#### Supplied data

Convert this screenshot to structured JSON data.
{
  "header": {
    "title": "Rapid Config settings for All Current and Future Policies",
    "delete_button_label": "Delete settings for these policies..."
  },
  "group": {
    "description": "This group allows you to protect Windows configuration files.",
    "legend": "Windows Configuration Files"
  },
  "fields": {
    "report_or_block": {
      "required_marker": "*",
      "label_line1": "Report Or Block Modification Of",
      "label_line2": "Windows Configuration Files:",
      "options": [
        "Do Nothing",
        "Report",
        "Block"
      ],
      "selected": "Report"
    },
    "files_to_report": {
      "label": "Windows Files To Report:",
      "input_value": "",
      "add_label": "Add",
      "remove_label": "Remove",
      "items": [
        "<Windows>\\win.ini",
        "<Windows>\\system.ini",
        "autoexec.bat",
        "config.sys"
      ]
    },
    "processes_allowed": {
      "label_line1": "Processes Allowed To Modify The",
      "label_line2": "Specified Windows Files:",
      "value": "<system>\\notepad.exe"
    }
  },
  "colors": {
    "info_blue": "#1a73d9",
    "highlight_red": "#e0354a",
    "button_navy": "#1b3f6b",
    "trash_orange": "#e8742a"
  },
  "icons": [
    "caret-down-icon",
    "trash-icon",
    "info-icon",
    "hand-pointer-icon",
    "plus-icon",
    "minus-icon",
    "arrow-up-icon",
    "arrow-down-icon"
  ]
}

########

**Required work**
Reproduce the data shown above exactly.

**Answer for this exercise**
Convert this screenshot to structured JSON data.
{
  "header": {
    "title": "Rapid Config settings for All Current and Future Policies",
    "delete_button_label": "Delete settings for these policies..."
  },
  "group": {
    "description": "This group allows you to protect Windows configuration files.",
    "legend": "Windows Configuration Files"
  },
  "fields": {
    "report_or_block": {
      "required_marker": "*",
      "label_line1": "Report Or Block Modification Of",
      "label_line2": "Windows Configuration Files:",
      "options": [
        "Do Nothing",
        "Report",
        "Block"
      ],
      "selected": "Report"
    },
    "files_to_report": {
      "label": "Windows Files To Report:",
      "input_value": "",
      "add_label": "Add",
      "remove_label": "Remove",
      "items": [
        "<Windows>\\win.ini",
        "<Windows>\\system.ini",
        "autoexec.bat",
        "config.sys"
      ]
    },
    "processes_allowed": {
      "label_line1": "Processes Allowed To Modify The",
      "label_line2": "Specified Windows Files:",
      "value": "<system>\\notepad.exe"
    }
  },
  "colors": {
    "info_blue": "#1a73d9",
    "highlight_red": "#e0354a",
    "button_navy": "#1b3f6b",
    "trash_orange": "#e8742a"
  },
  "icons": [
    "caret-down-icon",
    "trash-icon",
    "info-icon",
    "hand-pointer-icon",
    "plus-icon",
    "minus-icon",
    "arrow-up-icon",
    "arrow-down-icon"
  ]
}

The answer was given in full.